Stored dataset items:
•••

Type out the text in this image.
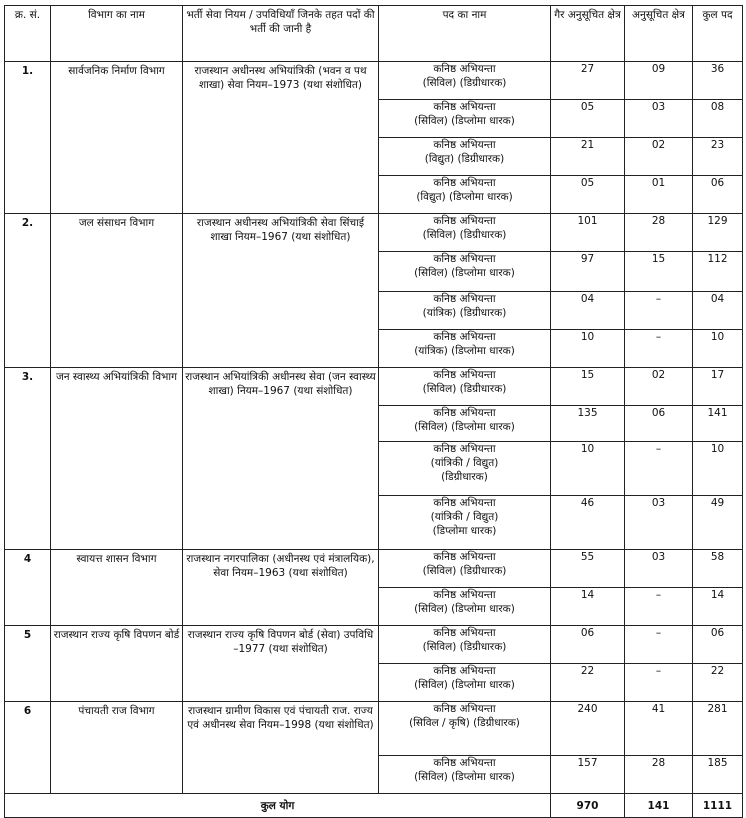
क्र. सं.	विभाग का नाम	भर्ती सेवा नियम / उपविधियाँ जिनके तहत पदों की भर्ती की जानी है	पद का नाम	गैर अनुसूचित क्षेत्र	अनुसूचित क्षेत्र	कुल पद
1.	सार्वजनिक निर्माण विभाग	राजस्थान अधीनस्थ अभियांत्रिकी (भवन व पथ शाखा) सेवा नियम–1973 (यथा संशोधित)	कनिष्ठ अभियन्ता
(सिविल) (डिग्रीधारक)	27	09	36
			कनिष्ठ अभियन्ता
(सिविल) (डिप्लोमा धारक)	05	03	08
			कनिष्ठ अभियन्ता
(विद्युत) (डिग्रीधारक)	21	02	23
			कनिष्ठ अभियन्ता
(विद्युत) (डिप्लोमा धारक)	05	01	06
2.	जल संसाधन विभाग	राजस्थान अधीनस्थ अभियांत्रिकी सेवा सिंचाई शाखा नियम–1967 (यथा संशोधित)	कनिष्ठ अभियन्ता
(सिविल) (डिग्रीधारक)	101	28	129
			कनिष्ठ अभियन्ता
(सिविल) (डिप्लोमा धारक)	97	15	112
			कनिष्ठ अभियन्ता
(यांत्रिक) (डिग्रीधारक)	04	–	04
			कनिष्ठ अभियन्ता
(यांत्रिक) (डिप्लोमा धारक)	10	–	10
3.	जन स्वास्थ्य अभियांत्रिकी विभाग	राजस्थान अभियांत्रिकी अधीनस्थ सेवा (जन स्वास्थ्य शाखा) नियम–1967 (यथा संशोधित)	कनिष्ठ अभियन्ता
(सिविल) (डिग्रीधारक)	15	02	17
			कनिष्ठ अभियन्ता
(सिविल) (डिप्लोमा धारक)	135	06	141
			कनिष्ठ अभियन्ता
(यांत्रिकी / विद्युत)
(डिग्रीधारक)	10	–	10
			कनिष्ठ अभियन्ता
(यांत्रिकी / विद्युत)
(डिप्लोमा धारक)	46	03	49
4	स्वायत्त शासन विभाग	राजस्थान नगरपालिका (अधीनस्थ एवं मंत्रालयिक), सेवा नियम–1963 (यथा संशोधित)	कनिष्ठ अभियन्ता
(सिविल) (डिग्रीधारक)	55	03	58
			कनिष्ठ अभियन्ता
(सिविल) (डिप्लोमा धारक)	14	–	14
5	राजस्थान राज्य कृषि विपणन बोर्ड	राजस्थान राज्य कृषि विपणन बोर्ड (सेवा) उपविधि –1977 (यथा संशोधित)	कनिष्ठ अभियन्ता
(सिविल) (डिग्रीधारक)	06	–	06
			कनिष्ठ अभियन्ता
(सिविल) (डिप्लोमा धारक)	22	–	22
6	पंचायती राज विभाग	राजस्थान ग्रामीण विकास एवं पंचायती राज. राज्य एवं अधीनस्थ सेवा नियम–1998 (यथा संशोधित)	कनिष्ठ अभियन्ता
(सिविल / कृषि) (डिग्रीधारक)	240	41	281
			कनिष्ठ अभियन्ता
(सिविल) (डिप्लोमा धारक)	157	28	185
कुल योग				970	141	1111
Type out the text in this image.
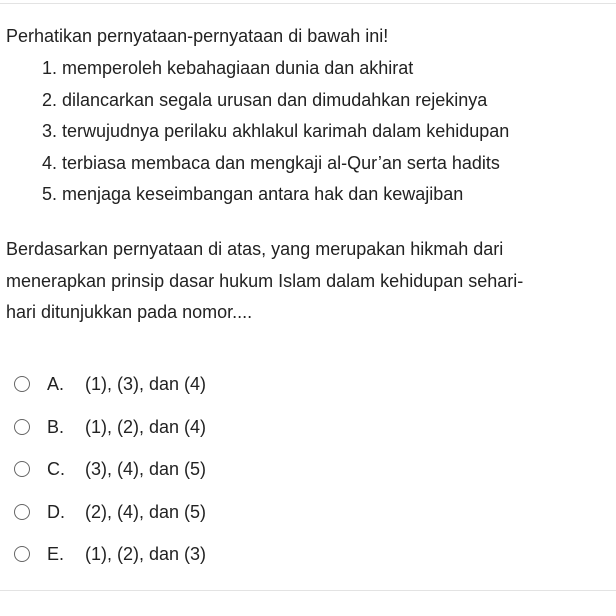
Perhatikan pernyataan-pernyataan di bawah ini!
1. memperoleh kebahagiaan dunia dan akhirat
2. dilancarkan segala urusan dan dimudahkan rejekinya
3. terwujudnya perilaku akhlakul karimah dalam kehidupan
4. terbiasa membaca dan mengkaji al-Qur’an serta hadits
5. menjaga keseimbangan antara hak dan kewajiban
Berdasarkan pernyataan di atas, yang merupakan hikmah dari
menerapkan prinsip dasar hukum Islam dalam kehidupan sehari-
hari ditunjukkan pada nomor....
A.	(1), (3), dan (4)
B.	(1), (2), dan (4)
C.	(3), (4), dan (5)
D.	(2), (4), dan (5)
E.	(1), (2), dan (3)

•••

SHORT EXERCISE = Show each line of the data that contains the string "pernyataan".

REPLY =
Perhatikan pernyataan-pernyataan di bawah ini!
Berdasarkan pernyataan di atas, yang merupakan hikmah dari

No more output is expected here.